MATERIAL PROVIDED:
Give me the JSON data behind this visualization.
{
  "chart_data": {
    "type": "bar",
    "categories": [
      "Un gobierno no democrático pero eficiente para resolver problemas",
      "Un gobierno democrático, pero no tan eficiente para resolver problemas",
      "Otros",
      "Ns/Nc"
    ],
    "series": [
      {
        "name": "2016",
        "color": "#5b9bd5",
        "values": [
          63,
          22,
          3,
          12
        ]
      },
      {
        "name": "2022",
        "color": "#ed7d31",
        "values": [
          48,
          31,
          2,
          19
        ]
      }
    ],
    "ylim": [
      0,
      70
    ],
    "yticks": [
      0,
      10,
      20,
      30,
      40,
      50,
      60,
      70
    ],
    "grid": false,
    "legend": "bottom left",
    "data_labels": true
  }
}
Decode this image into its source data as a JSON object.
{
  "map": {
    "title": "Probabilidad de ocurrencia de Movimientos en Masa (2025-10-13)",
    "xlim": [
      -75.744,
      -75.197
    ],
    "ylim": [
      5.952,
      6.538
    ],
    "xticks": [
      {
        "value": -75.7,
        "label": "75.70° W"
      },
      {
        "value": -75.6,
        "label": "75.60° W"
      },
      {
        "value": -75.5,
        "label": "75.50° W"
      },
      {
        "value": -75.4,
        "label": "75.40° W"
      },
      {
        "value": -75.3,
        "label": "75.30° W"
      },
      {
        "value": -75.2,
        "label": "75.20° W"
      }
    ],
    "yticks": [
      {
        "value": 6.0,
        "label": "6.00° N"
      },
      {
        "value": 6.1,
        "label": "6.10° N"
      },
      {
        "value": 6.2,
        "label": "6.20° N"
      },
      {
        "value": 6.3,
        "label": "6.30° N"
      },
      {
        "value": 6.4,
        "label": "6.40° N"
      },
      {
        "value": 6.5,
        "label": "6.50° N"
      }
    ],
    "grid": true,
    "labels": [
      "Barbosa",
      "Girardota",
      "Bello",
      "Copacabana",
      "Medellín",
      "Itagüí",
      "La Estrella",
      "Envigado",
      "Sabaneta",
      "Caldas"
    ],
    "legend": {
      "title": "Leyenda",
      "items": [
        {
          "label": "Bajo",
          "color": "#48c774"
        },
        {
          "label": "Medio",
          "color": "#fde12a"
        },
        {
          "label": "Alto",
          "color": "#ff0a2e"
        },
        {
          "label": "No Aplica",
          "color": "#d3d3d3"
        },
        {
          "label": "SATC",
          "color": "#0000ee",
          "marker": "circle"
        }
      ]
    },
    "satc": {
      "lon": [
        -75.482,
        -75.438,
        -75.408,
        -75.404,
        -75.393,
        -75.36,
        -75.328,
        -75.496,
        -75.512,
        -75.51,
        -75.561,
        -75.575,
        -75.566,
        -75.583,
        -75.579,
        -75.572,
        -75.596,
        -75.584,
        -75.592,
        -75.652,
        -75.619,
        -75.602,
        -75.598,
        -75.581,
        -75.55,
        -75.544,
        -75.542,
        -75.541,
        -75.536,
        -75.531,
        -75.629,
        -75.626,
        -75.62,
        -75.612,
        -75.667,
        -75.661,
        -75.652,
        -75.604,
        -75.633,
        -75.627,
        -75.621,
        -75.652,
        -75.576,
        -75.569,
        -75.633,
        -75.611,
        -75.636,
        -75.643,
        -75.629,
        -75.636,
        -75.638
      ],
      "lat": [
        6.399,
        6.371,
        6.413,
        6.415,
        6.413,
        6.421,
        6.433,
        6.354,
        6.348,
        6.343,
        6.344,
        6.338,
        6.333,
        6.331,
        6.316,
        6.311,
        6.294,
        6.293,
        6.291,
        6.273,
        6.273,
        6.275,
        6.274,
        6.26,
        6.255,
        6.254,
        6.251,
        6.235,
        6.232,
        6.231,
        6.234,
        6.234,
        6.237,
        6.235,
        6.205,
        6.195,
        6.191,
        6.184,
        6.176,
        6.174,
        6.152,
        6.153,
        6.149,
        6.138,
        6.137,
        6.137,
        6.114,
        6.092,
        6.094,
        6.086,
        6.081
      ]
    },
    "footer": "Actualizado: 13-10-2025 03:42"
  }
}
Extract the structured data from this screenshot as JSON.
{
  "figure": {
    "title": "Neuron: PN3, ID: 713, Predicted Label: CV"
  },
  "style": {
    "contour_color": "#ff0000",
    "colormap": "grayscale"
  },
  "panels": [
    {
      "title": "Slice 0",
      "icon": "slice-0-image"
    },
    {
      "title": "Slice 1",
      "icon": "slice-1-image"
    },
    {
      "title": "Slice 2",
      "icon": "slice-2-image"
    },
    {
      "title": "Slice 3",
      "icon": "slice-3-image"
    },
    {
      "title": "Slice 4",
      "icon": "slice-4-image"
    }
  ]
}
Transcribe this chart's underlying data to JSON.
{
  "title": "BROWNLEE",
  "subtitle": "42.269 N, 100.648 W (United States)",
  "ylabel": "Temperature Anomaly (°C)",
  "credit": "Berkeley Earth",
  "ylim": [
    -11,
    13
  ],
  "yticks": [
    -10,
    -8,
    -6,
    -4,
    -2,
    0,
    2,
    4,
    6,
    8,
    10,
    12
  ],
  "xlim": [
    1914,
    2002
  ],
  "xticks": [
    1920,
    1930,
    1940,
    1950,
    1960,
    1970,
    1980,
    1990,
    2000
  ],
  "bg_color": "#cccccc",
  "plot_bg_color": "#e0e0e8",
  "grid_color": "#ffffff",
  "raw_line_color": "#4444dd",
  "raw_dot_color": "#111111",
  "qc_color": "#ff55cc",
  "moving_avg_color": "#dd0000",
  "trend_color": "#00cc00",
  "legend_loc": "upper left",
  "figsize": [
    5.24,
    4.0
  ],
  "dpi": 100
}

YOUR TASK: Retype each record exactly, leaving nothing out.

CORRECT ANSWER:
Give me the JSON data behind this visualization.
{
  "chart_data": {
    "type": "bar",
    "categories": [
      "Un gobierno no democrático pero eficiente para resolver problemas",
      "Un gobierno democrático, pero no tan eficiente para resolver problemas",
      "Otros",
      "Ns/Nc"
    ],
    "series": [
      {
        "name": "2016",
        "color": "#5b9bd5",
        "values": [
          63,
          22,
          3,
          12
        ]
      },
      {
        "name": "2022",
        "color": "#ed7d31",
        "values": [
          48,
          31,
          2,
          19
        ]
      }
    ],
    "ylim": [
      0,
      70
    ],
    "yticks": [
      0,
      10,
      20,
      30,
      40,
      50,
      60,
      70
    ],
    "grid": false,
    "legend": "bottom left",
    "data_labels": true
  }
}
Decode this image into its source data as a JSON object.
{
  "map": {
    "title": "Probabilidad de ocurrencia de Movimientos en Masa (2025-10-13)",
    "xlim": [
      -75.744,
      -75.197
    ],
    "ylim": [
      5.952,
      6.538
    ],
    "xticks": [
      {
        "value": -75.7,
        "label": "75.70° W"
      },
      {
        "value": -75.6,
        "label": "75.60° W"
      },
      {
        "value": -75.5,
        "label": "75.50° W"
      },
      {
        "value": -75.4,
        "label": "75.40° W"
      },
      {
        "value": -75.3,
        "label": "75.30° W"
      },
      {
        "value": -75.2,
        "label": "75.20° W"
      }
    ],
    "yticks": [
      {
        "value": 6.0,
        "label": "6.00° N"
      },
      {
        "value": 6.1,
        "label": "6.10° N"
      },
      {
        "value": 6.2,
        "label": "6.20° N"
      },
      {
        "value": 6.3,
        "label": "6.30° N"
      },
      {
        "value": 6.4,
        "label": "6.40° N"
      },
      {
        "value": 6.5,
        "label": "6.50° N"
      }
    ],
    "grid": true,
    "labels": [
      "Barbosa",
      "Girardota",
      "Bello",
      "Copacabana",
      "Medellín",
      "Itagüí",
      "La Estrella",
      "Envigado",
      "Sabaneta",
      "Caldas"
    ],
    "legend": {
      "title": "Leyenda",
      "items": [
        {
          "label": "Bajo",
          "color": "#48c774"
        },
        {
          "label": "Medio",
          "color": "#fde12a"
        },
        {
          "label": "Alto",
          "color": "#ff0a2e"
        },
        {
          "label": "No Aplica",
          "color": "#d3d3d3"
        },
        {
          "label": "SATC",
          "color": "#0000ee",
          "marker": "circle"
        }
      ]
    },
    "satc": {
      "lon": [
        -75.482,
        -75.438,
        -75.408,
        -75.404,
        -75.393,
        -75.36,
        -75.328,
        -75.496,
        -75.512,
        -75.51,
        -75.561,
        -75.575,
        -75.566,
        -75.583,
        -75.579,
        -75.572,
        -75.596,
        -75.584,
        -75.592,
        -75.652,
        -75.619,
        -75.602,
        -75.598,
        -75.581,
        -75.55,
        -75.544,
        -75.542,
        -75.541,
        -75.536,
        -75.531,
        -75.629,
        -75.626,
        -75.62,
        -75.612,
        -75.667,
        -75.661,
        -75.652,
        -75.604,
        -75.633,
        -75.627,
        -75.621,
        -75.652,
        -75.576,
        -75.569,
        -75.633,
        -75.611,
        -75.636,
        -75.643,
        -75.629,
        -75.636,
        -75.638
      ],
      "lat": [
        6.399,
        6.371,
        6.413,
        6.415,
        6.413,
        6.421,
        6.433,
        6.354,
        6.348,
        6.343,
        6.344,
        6.338,
        6.333,
        6.331,
        6.316,
        6.311,
        6.294,
        6.293,
        6.291,
        6.273,
        6.273,
        6.275,
        6.274,
        6.26,
        6.255,
        6.254,
        6.251,
        6.235,
        6.232,
        6.231,
        6.234,
        6.234,
        6.237,
        6.235,
        6.205,
        6.195,
        6.191,
        6.184,
        6.176,
        6.174,
        6.152,
        6.153,
        6.149,
        6.138,
        6.137,
        6.137,
        6.114,
        6.092,
        6.094,
        6.086,
        6.081
      ]
    },
    "footer": "Actualizado: 13-10-2025 03:42"
  }
}
Extract the structured data from this screenshot as JSON.
{
  "figure": {
    "title": "Neuron: PN3, ID: 713, Predicted Label: CV"
  },
  "style": {
    "contour_color": "#ff0000",
    "colormap": "grayscale"
  },
  "panels": [
    {
      "title": "Slice 0",
      "icon": "slice-0-image"
    },
    {
      "title": "Slice 1",
      "icon": "slice-1-image"
    },
    {
      "title": "Slice 2",
      "icon": "slice-2-image"
    },
    {
      "title": "Slice 3",
      "icon": "slice-3-image"
    },
    {
      "title": "Slice 4",
      "icon": "slice-4-image"
    }
  ]
}
Transcribe this chart's underlying data to JSON.
{
  "title": "BROWNLEE",
  "subtitle": "42.269 N, 100.648 W (United States)",
  "ylabel": "Temperature Anomaly (°C)",
  "credit": "Berkeley Earth",
  "ylim": [
    -11,
    13
  ],
  "yticks": [
    -10,
    -8,
    -6,
    -4,
    -2,
    0,
    2,
    4,
    6,
    8,
    10,
    12
  ],
  "xlim": [
    1914,
    2002
  ],
  "xticks": [
    1920,
    1930,
    1940,
    1950,
    1960,
    1970,
    1980,
    1990,
    2000
  ],
  "bg_color": "#cccccc",
  "plot_bg_color": "#e0e0e8",
  "grid_color": "#ffffff",
  "raw_line_color": "#4444dd",
  "raw_dot_color": "#111111",
  "qc_color": "#ff55cc",
  "moving_avg_color": "#dd0000",
  "trend_color": "#00cc00",
  "legend_loc": "upper left",
  "figsize": [
    5.24,
    4.0
  ],
  "dpi": 100
}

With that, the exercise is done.